Dataset content:
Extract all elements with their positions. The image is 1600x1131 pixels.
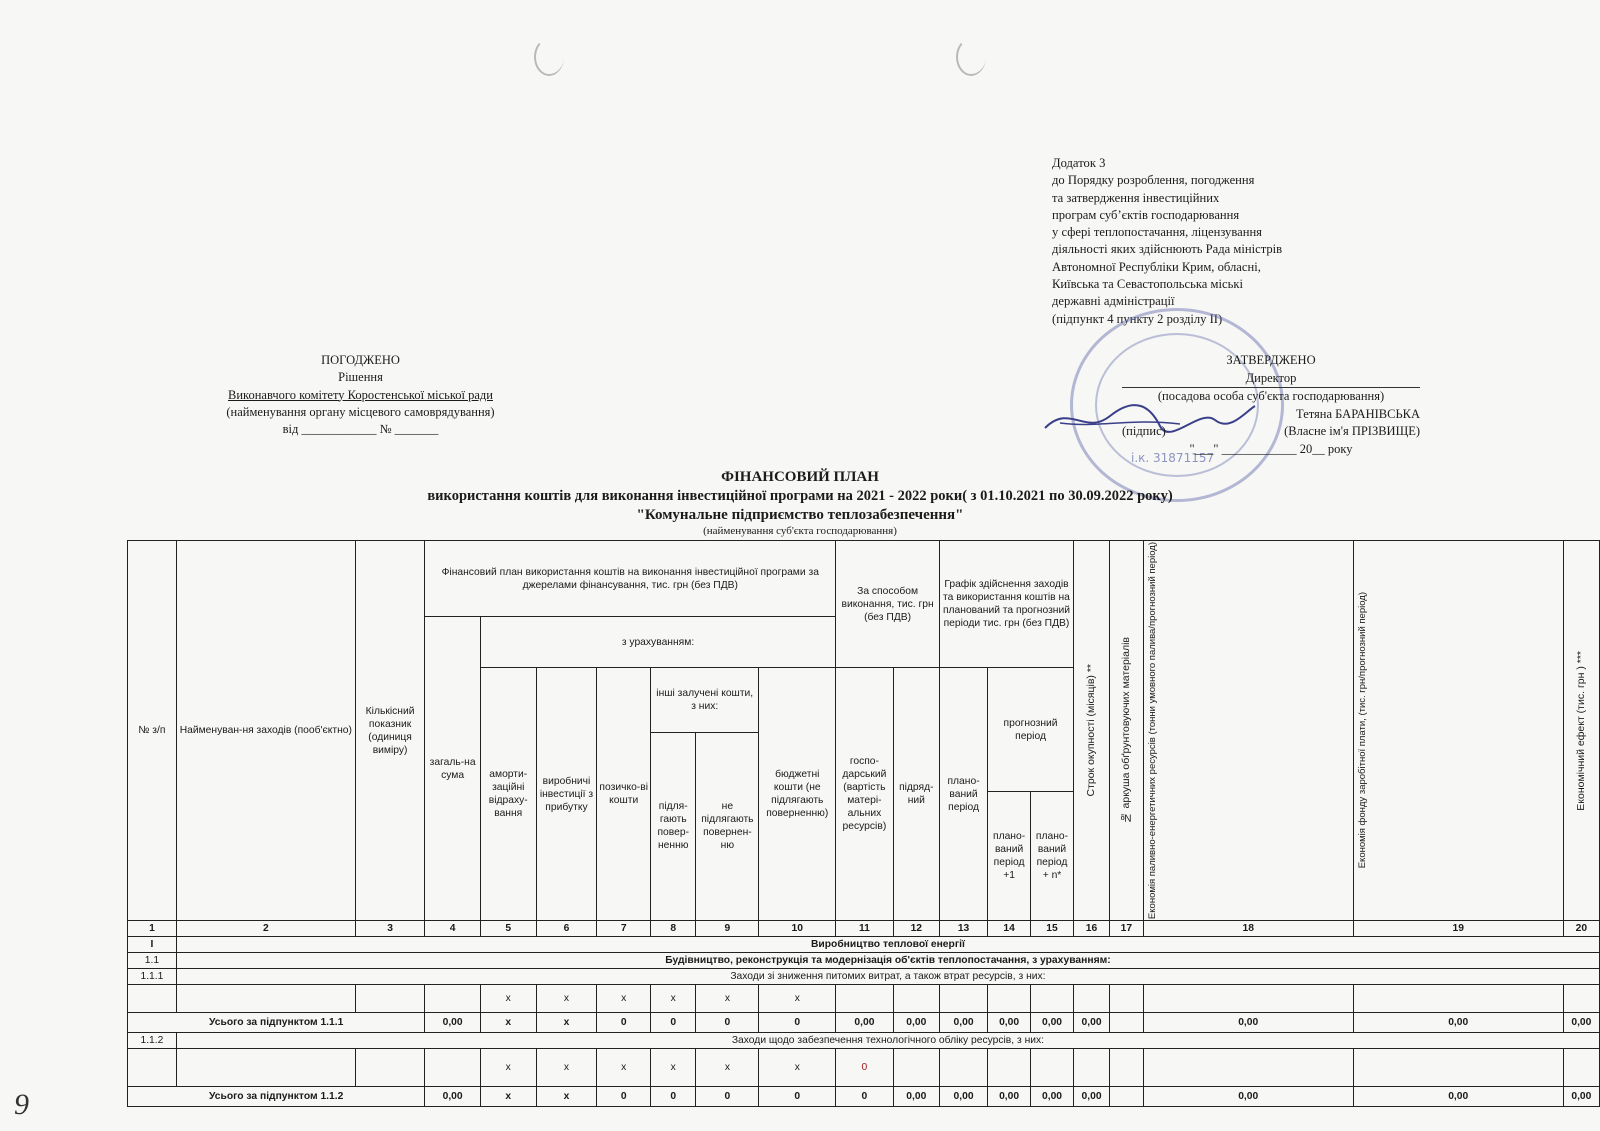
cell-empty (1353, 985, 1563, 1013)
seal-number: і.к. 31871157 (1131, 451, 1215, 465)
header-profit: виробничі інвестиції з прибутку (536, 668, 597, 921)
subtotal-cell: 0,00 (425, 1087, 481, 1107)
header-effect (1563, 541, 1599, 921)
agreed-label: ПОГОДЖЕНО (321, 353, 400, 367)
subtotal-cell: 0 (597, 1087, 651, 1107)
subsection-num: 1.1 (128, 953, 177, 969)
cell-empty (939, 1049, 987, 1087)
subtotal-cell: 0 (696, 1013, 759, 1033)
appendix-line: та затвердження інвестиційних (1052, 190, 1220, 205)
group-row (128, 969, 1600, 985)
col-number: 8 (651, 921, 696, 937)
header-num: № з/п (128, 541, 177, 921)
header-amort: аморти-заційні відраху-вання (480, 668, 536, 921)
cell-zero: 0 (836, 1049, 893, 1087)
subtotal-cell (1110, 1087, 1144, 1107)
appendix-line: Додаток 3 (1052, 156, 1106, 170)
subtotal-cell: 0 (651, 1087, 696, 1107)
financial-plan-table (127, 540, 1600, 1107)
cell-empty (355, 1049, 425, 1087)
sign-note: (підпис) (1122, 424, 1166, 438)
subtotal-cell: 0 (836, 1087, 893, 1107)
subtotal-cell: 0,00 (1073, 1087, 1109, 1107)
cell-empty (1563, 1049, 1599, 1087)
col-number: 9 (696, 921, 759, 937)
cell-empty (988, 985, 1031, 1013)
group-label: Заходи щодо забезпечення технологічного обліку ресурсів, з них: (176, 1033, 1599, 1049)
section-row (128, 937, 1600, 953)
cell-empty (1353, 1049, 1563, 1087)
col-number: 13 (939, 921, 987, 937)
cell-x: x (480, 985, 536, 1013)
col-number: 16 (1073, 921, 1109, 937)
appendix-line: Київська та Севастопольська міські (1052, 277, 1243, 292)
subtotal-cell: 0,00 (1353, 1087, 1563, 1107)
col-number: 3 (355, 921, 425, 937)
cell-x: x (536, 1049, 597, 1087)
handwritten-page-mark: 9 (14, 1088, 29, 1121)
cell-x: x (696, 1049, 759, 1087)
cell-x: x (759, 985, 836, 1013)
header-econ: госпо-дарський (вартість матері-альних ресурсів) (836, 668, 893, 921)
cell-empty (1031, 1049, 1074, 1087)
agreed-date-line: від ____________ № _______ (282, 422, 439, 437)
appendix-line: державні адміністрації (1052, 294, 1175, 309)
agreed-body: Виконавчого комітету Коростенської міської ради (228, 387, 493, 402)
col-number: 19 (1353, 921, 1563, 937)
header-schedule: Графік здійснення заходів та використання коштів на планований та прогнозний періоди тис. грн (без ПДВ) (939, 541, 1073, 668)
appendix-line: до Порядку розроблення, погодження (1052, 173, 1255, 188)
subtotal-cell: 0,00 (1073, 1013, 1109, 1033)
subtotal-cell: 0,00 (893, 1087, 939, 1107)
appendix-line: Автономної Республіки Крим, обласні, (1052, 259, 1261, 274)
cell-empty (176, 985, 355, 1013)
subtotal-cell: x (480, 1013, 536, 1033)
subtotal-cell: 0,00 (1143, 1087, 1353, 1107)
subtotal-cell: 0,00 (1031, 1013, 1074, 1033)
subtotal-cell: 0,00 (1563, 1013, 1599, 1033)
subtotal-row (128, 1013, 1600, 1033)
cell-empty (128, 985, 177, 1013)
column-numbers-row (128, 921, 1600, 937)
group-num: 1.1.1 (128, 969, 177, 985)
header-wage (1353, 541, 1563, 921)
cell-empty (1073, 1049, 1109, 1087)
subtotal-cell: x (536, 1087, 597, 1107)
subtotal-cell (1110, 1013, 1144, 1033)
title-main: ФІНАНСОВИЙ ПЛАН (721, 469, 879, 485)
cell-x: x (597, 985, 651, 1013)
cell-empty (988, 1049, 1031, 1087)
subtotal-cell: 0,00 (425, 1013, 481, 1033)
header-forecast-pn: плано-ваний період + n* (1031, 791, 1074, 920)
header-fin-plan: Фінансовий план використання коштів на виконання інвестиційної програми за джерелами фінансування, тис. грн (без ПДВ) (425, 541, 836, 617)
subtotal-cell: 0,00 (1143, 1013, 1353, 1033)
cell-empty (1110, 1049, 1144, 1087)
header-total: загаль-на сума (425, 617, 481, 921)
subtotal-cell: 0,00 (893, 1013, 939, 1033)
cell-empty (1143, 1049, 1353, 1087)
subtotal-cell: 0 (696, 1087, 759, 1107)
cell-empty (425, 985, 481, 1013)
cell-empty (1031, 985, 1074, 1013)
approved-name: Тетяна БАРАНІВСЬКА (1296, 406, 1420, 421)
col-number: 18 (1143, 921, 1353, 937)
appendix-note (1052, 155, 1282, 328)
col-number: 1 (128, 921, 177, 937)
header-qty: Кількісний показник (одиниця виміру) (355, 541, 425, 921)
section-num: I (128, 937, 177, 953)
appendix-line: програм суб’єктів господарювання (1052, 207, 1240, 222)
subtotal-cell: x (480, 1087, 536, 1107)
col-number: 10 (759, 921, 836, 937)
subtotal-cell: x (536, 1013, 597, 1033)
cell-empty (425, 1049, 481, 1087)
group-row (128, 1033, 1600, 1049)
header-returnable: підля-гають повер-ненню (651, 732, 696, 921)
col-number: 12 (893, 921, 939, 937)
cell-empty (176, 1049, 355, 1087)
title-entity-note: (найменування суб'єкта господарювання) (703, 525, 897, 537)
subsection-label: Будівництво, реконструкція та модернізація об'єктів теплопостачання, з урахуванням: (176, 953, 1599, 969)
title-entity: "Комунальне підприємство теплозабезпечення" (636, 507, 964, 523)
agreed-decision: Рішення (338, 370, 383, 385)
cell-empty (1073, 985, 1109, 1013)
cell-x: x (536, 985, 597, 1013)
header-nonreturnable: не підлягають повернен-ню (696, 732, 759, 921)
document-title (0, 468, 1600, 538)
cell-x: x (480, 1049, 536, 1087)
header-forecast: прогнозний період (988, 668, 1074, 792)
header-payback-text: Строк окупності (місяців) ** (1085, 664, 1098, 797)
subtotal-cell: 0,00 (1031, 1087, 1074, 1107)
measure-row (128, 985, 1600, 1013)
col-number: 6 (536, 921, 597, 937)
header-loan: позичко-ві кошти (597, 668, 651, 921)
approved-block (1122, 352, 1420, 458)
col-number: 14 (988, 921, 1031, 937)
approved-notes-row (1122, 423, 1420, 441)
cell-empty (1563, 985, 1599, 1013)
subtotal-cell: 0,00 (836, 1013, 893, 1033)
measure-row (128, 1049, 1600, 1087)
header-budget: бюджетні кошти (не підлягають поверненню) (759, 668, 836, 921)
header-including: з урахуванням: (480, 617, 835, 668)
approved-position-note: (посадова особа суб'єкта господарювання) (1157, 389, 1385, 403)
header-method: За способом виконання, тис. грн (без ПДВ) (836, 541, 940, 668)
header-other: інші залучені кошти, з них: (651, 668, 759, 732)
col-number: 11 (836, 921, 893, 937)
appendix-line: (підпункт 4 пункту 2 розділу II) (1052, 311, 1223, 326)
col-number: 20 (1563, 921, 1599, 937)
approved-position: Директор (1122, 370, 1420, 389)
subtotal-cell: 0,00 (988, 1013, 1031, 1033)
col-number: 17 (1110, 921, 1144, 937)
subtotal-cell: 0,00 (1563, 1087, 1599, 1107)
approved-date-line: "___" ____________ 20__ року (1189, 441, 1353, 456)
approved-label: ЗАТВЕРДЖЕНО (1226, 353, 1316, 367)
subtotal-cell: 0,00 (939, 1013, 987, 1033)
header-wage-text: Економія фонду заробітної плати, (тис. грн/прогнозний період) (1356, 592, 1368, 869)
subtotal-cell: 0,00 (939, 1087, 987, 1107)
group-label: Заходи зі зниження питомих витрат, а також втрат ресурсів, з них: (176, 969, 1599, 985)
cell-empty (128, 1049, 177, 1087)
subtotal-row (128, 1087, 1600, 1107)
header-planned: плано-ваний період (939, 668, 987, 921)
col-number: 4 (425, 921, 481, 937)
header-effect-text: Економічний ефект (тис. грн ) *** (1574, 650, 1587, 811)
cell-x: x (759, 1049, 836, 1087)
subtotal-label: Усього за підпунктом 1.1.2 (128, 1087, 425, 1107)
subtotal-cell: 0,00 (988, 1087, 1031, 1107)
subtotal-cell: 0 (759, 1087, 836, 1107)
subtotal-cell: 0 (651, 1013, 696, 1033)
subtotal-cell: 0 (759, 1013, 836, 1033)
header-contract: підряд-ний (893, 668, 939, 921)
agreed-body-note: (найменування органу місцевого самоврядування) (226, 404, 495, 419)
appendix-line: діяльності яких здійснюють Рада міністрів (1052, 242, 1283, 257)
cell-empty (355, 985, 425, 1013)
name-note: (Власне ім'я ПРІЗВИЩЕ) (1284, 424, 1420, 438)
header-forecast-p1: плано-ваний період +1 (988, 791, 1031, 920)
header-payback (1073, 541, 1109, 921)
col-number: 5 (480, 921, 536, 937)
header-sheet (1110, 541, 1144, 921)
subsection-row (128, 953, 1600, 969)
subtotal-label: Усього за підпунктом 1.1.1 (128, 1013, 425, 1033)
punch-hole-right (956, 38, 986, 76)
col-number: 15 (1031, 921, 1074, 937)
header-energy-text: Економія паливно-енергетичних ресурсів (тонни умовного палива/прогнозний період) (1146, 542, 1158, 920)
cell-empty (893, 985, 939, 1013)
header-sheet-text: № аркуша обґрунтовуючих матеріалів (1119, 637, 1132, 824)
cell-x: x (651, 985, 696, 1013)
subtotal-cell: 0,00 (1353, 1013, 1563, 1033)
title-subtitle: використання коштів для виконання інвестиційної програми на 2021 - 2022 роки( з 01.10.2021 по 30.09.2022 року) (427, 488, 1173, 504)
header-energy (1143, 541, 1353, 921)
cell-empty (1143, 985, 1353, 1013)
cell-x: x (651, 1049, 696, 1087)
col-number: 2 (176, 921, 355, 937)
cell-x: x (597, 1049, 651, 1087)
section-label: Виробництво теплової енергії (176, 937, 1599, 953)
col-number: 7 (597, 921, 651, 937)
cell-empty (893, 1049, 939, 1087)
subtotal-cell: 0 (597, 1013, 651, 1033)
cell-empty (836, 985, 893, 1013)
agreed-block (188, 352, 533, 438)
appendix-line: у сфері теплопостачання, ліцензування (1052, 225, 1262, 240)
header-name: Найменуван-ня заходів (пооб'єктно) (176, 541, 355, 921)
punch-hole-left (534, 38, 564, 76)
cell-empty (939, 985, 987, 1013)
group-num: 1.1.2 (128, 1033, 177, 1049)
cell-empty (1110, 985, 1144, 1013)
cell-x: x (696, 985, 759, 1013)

What is required: Reproduce the lines of the listing above, from the line containing "cell-empty (1353, 985, 1563, 1013)" through the line containing "agreed-body: Виконавчого комітету".

Answer:
cell-empty (1353, 985, 1563, 1013)
seal-number: і.к. 31871157 (1131, 451, 1215, 465)
header-profit: виробничі інвестиції з прибутку (536, 668, 597, 921)
subtotal-cell: 0,00 (425, 1087, 481, 1107)
header-effect (1563, 541, 1599, 921)
agreed-label: ПОГОДЖЕНО (321, 353, 400, 367)
subtotal-cell: 0 (597, 1087, 651, 1107)
subsection-num: 1.1 (128, 953, 177, 969)
cell-empty (939, 1049, 987, 1087)
subtotal-cell: 0 (696, 1013, 759, 1033)
appendix-line: та затвердження інвестиційних (1052, 190, 1220, 205)
group-row (128, 969, 1600, 985)
col-number: 8 (651, 921, 696, 937)
header-num: № з/п (128, 541, 177, 921)
header-amort: аморти-заційні відраху-вання (480, 668, 536, 921)
cell-zero: 0 (836, 1049, 893, 1087)
subtotal-cell (1110, 1087, 1144, 1107)
appendix-line: Додаток 3 (1052, 156, 1106, 170)
subtotal-cell: 0 (651, 1087, 696, 1107)
financial-plan-table (127, 540, 1600, 1107)
cell-empty (355, 1049, 425, 1087)
sign-note: (підпис) (1122, 424, 1166, 438)
subtotal-cell: 0 (836, 1087, 893, 1107)
subtotal-cell: 0,00 (1073, 1087, 1109, 1107)
cell-empty (1563, 1049, 1599, 1087)
col-number: 9 (696, 921, 759, 937)
cell-empty (988, 985, 1031, 1013)
group-label: Заходи щодо забезпечення технологічного обліку ресурсів, з них: (176, 1033, 1599, 1049)
section-row (128, 937, 1600, 953)
cell-empty (1353, 1049, 1563, 1087)
col-number: 13 (939, 921, 987, 937)
cell-x: x (480, 985, 536, 1013)
col-number: 16 (1073, 921, 1109, 937)
appendix-line: Київська та Севастопольська міські (1052, 277, 1243, 292)
subtotal-cell: 0,00 (1353, 1087, 1563, 1107)
col-number: 3 (355, 921, 425, 937)
cell-x: x (536, 1049, 597, 1087)
handwritten-page-mark: 9 (14, 1088, 29, 1121)
cell-x: x (696, 1049, 759, 1087)
cell-x: x (759, 985, 836, 1013)
header-econ: госпо-дарський (вартість матері-альних ресурсів) (836, 668, 893, 921)
cell-empty (1031, 1049, 1074, 1087)
agreed-date-line: від ____________ № _______ (282, 422, 439, 437)
appendix-line: державні адміністрації (1052, 294, 1175, 309)
agreed-body: Виконавчого комітету Коростенської міської ради (228, 387, 493, 402)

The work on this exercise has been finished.